Copy every line from the records below that holds the word "روبروی".

>> Begin

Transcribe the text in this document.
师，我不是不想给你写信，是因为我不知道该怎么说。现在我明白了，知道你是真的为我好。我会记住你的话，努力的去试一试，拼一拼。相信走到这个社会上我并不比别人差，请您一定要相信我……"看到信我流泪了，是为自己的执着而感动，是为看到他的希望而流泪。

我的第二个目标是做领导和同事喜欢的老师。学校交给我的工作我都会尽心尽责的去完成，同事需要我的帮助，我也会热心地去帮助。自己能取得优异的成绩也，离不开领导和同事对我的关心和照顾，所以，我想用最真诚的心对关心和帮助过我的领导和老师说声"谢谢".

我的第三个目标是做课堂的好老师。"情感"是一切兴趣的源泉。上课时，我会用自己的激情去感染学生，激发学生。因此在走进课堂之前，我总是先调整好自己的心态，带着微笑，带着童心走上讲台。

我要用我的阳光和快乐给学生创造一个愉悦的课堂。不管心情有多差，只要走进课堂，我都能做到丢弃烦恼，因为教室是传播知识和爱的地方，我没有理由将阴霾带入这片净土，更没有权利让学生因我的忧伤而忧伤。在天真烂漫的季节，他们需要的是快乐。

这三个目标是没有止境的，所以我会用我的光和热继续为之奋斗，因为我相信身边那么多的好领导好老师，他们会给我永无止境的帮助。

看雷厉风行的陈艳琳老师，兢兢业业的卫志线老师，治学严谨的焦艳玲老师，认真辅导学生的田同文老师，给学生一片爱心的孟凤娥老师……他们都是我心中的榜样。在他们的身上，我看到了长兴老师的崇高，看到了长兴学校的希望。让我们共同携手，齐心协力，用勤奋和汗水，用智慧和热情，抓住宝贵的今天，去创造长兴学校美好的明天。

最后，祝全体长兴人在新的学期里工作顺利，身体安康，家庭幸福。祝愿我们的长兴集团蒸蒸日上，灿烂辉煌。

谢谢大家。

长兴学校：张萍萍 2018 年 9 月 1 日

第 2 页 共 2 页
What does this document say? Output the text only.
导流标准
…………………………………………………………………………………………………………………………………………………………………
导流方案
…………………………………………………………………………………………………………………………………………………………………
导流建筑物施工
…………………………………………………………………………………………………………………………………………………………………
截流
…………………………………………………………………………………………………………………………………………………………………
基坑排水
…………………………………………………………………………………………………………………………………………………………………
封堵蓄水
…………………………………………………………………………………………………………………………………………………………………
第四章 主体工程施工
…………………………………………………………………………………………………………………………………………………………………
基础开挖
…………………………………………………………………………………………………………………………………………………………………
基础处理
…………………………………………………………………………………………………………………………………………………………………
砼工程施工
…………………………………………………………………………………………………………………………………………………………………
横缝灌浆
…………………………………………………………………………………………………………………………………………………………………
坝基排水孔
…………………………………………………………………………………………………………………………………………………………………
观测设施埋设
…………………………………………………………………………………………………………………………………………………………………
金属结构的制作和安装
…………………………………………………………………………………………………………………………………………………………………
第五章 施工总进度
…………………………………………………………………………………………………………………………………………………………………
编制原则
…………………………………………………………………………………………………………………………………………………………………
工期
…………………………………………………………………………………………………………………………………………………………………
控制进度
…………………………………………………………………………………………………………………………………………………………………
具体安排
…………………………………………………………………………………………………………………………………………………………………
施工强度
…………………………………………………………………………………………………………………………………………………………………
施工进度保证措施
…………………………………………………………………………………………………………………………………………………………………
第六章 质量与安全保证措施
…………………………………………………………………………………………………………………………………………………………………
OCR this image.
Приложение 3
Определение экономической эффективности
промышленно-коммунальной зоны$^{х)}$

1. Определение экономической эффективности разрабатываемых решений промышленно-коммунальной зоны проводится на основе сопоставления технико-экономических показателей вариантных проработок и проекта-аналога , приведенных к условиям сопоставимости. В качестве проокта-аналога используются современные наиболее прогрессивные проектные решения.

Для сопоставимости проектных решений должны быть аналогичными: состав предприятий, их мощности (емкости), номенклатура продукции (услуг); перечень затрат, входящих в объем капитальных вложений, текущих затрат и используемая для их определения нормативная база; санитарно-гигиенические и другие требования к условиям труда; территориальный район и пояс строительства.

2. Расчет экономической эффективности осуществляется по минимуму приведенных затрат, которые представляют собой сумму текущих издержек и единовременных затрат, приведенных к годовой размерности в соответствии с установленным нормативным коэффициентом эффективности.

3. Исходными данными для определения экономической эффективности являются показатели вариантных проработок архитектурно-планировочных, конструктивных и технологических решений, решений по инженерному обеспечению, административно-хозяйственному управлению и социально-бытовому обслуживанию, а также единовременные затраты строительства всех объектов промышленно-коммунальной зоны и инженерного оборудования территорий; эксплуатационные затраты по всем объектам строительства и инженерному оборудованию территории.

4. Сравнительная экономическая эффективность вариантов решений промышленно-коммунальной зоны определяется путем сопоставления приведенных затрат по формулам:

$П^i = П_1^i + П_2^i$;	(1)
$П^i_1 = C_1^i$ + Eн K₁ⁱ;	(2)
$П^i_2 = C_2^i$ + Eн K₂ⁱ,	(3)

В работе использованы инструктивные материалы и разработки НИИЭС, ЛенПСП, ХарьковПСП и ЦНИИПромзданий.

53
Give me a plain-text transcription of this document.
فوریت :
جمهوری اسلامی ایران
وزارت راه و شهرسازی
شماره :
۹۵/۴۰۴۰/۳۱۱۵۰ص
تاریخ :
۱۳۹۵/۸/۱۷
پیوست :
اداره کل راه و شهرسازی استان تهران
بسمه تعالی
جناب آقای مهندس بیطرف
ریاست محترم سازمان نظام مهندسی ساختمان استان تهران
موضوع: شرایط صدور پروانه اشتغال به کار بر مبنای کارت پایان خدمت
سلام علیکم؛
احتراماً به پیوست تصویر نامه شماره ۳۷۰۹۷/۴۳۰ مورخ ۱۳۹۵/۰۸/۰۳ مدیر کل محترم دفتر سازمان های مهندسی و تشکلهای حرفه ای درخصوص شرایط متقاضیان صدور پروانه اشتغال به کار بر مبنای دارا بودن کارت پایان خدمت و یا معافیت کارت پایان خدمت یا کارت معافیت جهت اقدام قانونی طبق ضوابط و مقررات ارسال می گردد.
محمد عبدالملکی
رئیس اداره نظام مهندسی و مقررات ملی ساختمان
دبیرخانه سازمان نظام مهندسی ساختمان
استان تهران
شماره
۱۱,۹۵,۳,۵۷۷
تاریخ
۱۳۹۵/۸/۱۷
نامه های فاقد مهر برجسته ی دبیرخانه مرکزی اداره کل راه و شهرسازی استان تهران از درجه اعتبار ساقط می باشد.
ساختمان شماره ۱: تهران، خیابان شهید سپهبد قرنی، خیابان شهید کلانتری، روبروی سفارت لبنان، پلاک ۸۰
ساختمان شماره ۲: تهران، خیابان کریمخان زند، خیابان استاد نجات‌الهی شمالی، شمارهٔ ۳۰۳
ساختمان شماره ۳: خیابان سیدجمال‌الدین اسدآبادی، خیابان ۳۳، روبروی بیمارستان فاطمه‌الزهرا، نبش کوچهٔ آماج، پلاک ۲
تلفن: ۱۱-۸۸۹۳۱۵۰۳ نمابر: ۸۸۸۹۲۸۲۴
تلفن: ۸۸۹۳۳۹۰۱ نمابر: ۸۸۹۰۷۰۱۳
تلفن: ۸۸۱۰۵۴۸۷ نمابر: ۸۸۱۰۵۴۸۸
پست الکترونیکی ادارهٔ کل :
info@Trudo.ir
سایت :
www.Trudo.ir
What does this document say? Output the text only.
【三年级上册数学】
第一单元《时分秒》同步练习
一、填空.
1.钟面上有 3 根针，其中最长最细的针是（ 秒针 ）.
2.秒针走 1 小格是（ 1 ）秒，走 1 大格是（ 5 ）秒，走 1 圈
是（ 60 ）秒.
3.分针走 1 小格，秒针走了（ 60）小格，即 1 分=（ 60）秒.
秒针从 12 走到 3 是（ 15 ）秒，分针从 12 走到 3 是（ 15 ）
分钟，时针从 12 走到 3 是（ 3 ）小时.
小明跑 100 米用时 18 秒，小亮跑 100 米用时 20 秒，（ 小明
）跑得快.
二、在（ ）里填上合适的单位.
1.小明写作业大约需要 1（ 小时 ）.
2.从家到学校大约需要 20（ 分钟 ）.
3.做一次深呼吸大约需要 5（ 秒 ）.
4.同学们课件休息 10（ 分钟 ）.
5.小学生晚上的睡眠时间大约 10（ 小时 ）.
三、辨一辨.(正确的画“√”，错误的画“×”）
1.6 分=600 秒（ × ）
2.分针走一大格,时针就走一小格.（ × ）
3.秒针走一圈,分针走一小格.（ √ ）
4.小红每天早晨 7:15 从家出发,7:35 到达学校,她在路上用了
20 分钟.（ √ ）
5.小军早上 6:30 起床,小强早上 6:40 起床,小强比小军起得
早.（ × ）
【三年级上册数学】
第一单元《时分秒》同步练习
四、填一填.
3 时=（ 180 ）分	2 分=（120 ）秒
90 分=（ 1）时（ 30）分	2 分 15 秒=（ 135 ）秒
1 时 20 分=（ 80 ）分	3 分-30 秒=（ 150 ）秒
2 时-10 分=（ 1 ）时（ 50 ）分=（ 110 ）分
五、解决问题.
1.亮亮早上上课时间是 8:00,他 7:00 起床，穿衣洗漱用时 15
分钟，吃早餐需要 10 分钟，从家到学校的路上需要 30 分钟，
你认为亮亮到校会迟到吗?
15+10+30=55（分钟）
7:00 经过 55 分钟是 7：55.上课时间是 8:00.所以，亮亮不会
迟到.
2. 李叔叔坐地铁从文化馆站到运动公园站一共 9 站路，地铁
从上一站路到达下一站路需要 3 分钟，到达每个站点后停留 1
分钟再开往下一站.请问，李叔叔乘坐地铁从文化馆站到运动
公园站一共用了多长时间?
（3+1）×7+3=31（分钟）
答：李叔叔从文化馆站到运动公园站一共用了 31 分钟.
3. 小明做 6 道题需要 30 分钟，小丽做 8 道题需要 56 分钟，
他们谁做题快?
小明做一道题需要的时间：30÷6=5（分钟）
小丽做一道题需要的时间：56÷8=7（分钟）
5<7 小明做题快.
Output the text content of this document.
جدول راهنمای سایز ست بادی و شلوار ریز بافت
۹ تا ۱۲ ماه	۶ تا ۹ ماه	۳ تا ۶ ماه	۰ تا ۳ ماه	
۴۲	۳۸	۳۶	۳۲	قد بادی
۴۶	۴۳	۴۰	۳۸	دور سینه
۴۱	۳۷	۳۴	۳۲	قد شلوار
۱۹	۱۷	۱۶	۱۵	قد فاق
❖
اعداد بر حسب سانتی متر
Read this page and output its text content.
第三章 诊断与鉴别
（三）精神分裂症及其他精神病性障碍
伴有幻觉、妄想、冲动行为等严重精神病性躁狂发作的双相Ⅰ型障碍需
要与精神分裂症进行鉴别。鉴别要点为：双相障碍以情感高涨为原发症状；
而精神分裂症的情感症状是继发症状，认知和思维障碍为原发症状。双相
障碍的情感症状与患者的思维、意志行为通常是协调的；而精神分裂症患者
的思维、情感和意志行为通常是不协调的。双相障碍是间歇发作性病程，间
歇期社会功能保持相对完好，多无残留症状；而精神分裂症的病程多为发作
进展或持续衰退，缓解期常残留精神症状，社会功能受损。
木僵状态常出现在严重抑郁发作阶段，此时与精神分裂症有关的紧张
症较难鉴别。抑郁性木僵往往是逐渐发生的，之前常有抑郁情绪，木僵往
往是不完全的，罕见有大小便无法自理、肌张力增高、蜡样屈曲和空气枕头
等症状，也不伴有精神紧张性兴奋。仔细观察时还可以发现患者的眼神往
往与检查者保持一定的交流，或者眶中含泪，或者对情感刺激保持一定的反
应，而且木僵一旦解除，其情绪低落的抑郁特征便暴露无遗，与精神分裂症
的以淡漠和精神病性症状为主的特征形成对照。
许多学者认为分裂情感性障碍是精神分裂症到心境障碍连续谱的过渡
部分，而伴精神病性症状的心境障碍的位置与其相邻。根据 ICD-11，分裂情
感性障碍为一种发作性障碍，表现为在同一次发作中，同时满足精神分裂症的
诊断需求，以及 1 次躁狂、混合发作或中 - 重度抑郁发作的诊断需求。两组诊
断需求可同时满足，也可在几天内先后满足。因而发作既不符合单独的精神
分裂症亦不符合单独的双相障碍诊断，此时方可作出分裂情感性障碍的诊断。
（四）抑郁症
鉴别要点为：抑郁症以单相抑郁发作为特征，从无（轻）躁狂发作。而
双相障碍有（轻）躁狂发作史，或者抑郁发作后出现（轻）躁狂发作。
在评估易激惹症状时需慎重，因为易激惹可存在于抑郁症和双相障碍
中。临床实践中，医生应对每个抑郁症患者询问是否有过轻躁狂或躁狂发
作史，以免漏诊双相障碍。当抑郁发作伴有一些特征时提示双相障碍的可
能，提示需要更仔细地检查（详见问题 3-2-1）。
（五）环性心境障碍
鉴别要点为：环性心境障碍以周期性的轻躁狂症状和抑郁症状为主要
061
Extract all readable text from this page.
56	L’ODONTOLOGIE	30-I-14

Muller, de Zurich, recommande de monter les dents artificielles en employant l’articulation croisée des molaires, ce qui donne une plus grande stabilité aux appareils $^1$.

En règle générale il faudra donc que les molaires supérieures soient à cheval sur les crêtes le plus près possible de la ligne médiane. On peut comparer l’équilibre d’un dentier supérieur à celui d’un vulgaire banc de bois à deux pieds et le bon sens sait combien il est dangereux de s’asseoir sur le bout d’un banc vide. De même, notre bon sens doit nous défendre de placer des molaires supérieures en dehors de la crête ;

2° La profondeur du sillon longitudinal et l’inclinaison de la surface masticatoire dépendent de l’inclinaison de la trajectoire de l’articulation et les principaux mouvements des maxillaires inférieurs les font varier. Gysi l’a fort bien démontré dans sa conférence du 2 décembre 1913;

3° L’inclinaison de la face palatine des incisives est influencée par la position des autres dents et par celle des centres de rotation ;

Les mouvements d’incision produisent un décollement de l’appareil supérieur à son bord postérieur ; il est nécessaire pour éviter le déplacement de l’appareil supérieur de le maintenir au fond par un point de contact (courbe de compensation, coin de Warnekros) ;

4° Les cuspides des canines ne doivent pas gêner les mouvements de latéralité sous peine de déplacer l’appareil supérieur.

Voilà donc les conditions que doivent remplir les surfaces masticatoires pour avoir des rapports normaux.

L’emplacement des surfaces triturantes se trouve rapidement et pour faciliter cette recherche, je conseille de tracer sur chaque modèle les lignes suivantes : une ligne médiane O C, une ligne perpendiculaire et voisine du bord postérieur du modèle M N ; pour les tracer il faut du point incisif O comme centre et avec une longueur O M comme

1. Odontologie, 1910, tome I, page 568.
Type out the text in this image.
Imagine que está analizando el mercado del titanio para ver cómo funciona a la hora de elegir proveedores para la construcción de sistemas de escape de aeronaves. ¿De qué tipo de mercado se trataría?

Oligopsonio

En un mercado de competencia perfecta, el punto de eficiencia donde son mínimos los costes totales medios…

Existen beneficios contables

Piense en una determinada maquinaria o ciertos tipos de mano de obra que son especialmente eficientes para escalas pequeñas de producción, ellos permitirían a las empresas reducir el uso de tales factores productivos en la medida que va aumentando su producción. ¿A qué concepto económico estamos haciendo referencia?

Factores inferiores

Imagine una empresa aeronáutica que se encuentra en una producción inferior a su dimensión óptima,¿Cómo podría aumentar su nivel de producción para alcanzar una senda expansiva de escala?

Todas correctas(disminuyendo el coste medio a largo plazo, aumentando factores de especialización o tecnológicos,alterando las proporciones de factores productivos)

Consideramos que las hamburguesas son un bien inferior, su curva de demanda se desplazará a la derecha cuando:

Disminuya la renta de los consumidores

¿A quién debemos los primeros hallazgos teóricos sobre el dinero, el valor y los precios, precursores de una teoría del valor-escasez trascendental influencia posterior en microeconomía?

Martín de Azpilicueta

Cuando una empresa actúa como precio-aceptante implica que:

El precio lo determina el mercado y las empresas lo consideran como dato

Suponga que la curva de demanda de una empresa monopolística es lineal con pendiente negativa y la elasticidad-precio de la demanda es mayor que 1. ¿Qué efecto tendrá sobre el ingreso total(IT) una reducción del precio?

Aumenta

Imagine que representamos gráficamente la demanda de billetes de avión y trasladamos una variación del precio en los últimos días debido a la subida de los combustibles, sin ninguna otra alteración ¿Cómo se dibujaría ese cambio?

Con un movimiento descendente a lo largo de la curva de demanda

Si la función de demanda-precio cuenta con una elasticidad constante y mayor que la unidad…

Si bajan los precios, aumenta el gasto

>> End

• Answer to the problem:
ساختمان شماره ۱: تهران، خیابان شهید سپهبد قرنی، خیابان شهید کلانتری، روبروی سفارت لبنان، پلاک ۸۰
ساختمان شماره ۳: خیابان سیدجمال‌الدین اسدآبادی، خیابان ۳۳، روبروی بیمارستان فاطمه‌الزهرا، نبش کوچهٔ آماج، پلاک ۲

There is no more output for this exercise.